*DATA SUPPLIED*.
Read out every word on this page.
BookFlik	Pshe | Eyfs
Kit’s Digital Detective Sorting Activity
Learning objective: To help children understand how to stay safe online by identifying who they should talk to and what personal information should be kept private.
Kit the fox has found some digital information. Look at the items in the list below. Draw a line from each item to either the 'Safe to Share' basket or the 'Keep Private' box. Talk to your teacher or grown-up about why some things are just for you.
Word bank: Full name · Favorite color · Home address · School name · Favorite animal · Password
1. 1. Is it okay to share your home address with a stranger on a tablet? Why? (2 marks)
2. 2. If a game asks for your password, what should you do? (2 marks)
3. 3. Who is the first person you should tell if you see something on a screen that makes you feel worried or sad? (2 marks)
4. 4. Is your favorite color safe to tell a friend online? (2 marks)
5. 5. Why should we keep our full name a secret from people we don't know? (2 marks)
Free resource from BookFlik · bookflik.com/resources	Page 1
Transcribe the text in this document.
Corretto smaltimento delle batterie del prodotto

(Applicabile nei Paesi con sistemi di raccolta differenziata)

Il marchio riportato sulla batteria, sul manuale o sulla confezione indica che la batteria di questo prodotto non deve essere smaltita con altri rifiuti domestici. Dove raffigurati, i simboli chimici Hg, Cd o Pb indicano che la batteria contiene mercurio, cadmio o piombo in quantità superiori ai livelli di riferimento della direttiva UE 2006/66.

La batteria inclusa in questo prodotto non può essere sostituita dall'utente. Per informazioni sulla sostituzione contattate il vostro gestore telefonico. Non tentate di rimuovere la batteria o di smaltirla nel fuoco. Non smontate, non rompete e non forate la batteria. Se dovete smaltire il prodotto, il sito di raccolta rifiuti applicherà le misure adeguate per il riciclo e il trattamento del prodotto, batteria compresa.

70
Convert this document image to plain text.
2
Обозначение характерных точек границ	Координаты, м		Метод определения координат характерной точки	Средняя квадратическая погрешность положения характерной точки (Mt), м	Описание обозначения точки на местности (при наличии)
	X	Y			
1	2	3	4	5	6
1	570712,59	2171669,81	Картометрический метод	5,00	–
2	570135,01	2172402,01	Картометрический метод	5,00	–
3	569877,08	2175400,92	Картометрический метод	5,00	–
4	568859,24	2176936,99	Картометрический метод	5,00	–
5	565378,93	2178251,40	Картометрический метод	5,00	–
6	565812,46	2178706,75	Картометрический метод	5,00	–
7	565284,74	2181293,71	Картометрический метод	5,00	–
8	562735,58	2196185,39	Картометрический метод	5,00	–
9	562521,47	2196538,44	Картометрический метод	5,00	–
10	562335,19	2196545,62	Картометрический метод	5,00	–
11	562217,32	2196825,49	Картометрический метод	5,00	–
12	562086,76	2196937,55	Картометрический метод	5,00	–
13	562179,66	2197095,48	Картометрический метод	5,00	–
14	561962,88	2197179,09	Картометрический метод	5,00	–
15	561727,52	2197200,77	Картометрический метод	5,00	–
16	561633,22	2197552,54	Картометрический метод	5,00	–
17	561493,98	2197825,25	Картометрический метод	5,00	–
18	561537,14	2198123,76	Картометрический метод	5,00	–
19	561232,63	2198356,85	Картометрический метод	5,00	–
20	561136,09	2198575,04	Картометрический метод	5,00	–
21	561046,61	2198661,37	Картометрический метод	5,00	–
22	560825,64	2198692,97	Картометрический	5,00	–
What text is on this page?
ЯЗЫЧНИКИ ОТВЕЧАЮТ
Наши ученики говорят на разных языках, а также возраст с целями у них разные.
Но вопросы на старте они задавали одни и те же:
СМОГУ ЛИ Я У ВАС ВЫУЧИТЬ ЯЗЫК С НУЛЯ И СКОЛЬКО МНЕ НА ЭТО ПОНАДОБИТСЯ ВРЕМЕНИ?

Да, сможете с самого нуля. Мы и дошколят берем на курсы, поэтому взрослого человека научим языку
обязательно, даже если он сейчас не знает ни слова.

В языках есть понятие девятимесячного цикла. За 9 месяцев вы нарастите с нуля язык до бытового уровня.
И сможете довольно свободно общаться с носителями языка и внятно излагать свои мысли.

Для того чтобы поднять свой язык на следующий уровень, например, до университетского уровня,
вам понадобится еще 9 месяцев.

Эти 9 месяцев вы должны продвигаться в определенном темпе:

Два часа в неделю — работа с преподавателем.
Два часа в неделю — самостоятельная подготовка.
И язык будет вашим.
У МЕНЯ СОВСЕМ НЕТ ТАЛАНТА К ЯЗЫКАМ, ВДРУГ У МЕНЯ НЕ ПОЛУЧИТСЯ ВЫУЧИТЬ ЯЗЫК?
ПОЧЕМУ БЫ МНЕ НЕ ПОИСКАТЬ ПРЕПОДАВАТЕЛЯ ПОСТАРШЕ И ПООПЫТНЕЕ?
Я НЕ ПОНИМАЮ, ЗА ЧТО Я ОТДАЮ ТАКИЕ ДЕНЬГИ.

*INSTRUCTIONS TO FOLLOW*.
Copy out the full material exactly as it appears.

*RESULT*.
Read out every word on this page.
BookFlik	Pshe | Eyfs
Kit’s Digital Detective Sorting Activity
Learning objective: To help children understand how to stay safe online by identifying who they should talk to and what personal information should be kept private.
Kit the fox has found some digital information. Look at the items in the list below. Draw a line from each item to either the 'Safe to Share' basket or the 'Keep Private' box. Talk to your teacher or grown-up about why some things are just for you.
Word bank: Full name · Favorite color · Home address · School name · Favorite animal · Password
1. 1. Is it okay to share your home address with a stranger on a tablet? Why? (2 marks)
2. 2. If a game asks for your password, what should you do? (2 marks)
3. 3. Who is the first person you should tell if you see something on a screen that makes you feel worried or sad? (2 marks)
4. 4. Is your favorite color safe to tell a friend online? (2 marks)
5. 5. Why should we keep our full name a secret from people we don't know? (2 marks)
Free resource from BookFlik · bookflik.com/resources	Page 1
Transcribe the text in this document.
Corretto smaltimento delle batterie del prodotto

(Applicabile nei Paesi con sistemi di raccolta differenziata)

Il marchio riportato sulla batteria, sul manuale o sulla confezione indica che la batteria di questo prodotto non deve essere smaltita con altri rifiuti domestici. Dove raffigurati, i simboli chimici Hg, Cd o Pb indicano che la batteria contiene mercurio, cadmio o piombo in quantità superiori ai livelli di riferimento della direttiva UE 2006/66.

La batteria inclusa in questo prodotto non può essere sostituita dall'utente. Per informazioni sulla sostituzione contattate il vostro gestore telefonico. Non tentate di rimuovere la batteria o di smaltirla nel fuoco. Non smontate, non rompete e non forate la batteria. Se dovete smaltire il prodotto, il sito di raccolta rifiuti applicherà le misure adeguate per il riciclo e il trattamento del prodotto, batteria compresa.

70
Convert this document image to plain text.
2
Обозначение характерных точек границ	Координаты, м		Метод определения координат характерной точки	Средняя квадратическая погрешность положения характерной точки (Mt), м	Описание обозначения точки на местности (при наличии)
	X	Y			
1	2	3	4	5	6
1	570712,59	2171669,81	Картометрический метод	5,00	–
2	570135,01	2172402,01	Картометрический метод	5,00	–
3	569877,08	2175400,92	Картометрический метод	5,00	–
4	568859,24	2176936,99	Картометрический метод	5,00	–
5	565378,93	2178251,40	Картометрический метод	5,00	–
6	565812,46	2178706,75	Картометрический метод	5,00	–
7	565284,74	2181293,71	Картометрический метод	5,00	–
8	562735,58	2196185,39	Картометрический метод	5,00	–
9	562521,47	2196538,44	Картометрический метод	5,00	–
10	562335,19	2196545,62	Картометрический метод	5,00	–
11	562217,32	2196825,49	Картометрический метод	5,00	–
12	562086,76	2196937,55	Картометрический метод	5,00	–
13	562179,66	2197095,48	Картометрический метод	5,00	–
14	561962,88	2197179,09	Картометрический метод	5,00	–
15	561727,52	2197200,77	Картометрический метод	5,00	–
16	561633,22	2197552,54	Картометрический метод	5,00	–
17	561493,98	2197825,25	Картометрический метод	5,00	–
18	561537,14	2198123,76	Картометрический метод	5,00	–
19	561232,63	2198356,85	Картометрический метод	5,00	–
20	561136,09	2198575,04	Картометрический метод	5,00	–
21	561046,61	2198661,37	Картометрический метод	5,00	–
22	560825,64	2198692,97	Картометрический	5,00	–
What text is on this page?
ЯЗЫЧНИКИ ОТВЕЧАЮТ
Наши ученики говорят на разных языках, а также возраст с целями у них разные.
Но вопросы на старте они задавали одни и те же:
СМОГУ ЛИ Я У ВАС ВЫУЧИТЬ ЯЗЫК С НУЛЯ И СКОЛЬКО МНЕ НА ЭТО ПОНАДОБИТСЯ ВРЕМЕНИ?

Да, сможете с самого нуля. Мы и дошколят берем на курсы, поэтому взрослого человека научим языку
обязательно, даже если он сейчас не знает ни слова.

В языках есть понятие девятимесячного цикла. За 9 месяцев вы нарастите с нуля язык до бытового уровня.
И сможете довольно свободно общаться с носителями языка и внятно излагать свои мысли.

Для того чтобы поднять свой язык на следующий уровень, например, до университетского уровня,
вам понадобится еще 9 месяцев.

Эти 9 месяцев вы должны продвигаться в определенном темпе:

Два часа в неделю — работа с преподавателем.
Два часа в неделю — самостоятельная подготовка.
И язык будет вашим.
У МЕНЯ СОВСЕМ НЕТ ТАЛАНТА К ЯЗЫКАМ, ВДРУГ У МЕНЯ НЕ ПОЛУЧИТСЯ ВЫУЧИТЬ ЯЗЫК?
ПОЧЕМУ БЫ МНЕ НЕ ПОИСКАТЬ ПРЕПОДАВАТЕЛЯ ПОСТАРШЕ И ПООПЫТНЕЕ?
Я НЕ ПОНИМАЮ, ЗА ЧТО Я ОТДАЮ ТАКИЕ ДЕНЬГИ.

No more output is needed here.